What to produce
In the records below, work out how many lines hold the word "panel". Report the number alone.

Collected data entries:

-- -- --

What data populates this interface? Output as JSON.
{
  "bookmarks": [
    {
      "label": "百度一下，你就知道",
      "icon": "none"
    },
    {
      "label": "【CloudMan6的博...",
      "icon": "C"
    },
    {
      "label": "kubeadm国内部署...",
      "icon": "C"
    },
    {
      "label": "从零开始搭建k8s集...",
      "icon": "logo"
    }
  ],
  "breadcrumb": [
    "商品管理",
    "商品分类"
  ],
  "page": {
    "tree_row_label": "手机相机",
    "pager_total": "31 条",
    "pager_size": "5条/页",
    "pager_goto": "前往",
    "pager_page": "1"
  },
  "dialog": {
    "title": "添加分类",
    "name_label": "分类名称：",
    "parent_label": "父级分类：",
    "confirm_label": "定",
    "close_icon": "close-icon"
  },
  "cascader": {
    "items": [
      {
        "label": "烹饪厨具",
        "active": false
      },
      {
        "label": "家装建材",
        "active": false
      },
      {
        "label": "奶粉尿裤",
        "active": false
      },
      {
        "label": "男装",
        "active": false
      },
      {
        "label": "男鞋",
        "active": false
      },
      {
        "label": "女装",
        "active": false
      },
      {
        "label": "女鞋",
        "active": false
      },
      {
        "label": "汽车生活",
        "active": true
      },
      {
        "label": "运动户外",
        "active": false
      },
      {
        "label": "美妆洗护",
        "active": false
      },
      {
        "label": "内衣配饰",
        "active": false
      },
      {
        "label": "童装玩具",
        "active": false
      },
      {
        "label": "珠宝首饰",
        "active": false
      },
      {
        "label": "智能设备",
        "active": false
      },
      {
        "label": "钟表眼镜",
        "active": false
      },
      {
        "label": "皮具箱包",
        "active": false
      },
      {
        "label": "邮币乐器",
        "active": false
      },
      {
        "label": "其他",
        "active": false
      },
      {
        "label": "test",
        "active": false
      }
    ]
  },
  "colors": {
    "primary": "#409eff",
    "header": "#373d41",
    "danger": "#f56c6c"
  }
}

-- -- --

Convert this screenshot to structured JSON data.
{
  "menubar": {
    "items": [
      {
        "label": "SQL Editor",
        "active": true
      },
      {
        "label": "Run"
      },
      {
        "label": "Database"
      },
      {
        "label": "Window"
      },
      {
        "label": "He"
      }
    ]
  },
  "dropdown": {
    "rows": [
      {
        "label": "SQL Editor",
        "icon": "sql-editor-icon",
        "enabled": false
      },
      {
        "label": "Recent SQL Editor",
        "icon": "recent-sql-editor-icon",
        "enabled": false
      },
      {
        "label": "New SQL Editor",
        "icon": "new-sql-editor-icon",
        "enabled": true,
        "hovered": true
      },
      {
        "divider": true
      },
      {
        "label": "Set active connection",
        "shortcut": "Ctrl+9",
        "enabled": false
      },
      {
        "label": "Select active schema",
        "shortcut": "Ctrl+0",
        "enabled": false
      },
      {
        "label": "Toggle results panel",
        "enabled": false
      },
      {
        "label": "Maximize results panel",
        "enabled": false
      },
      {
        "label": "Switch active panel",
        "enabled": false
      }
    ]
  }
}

-- -- --

Full solution
3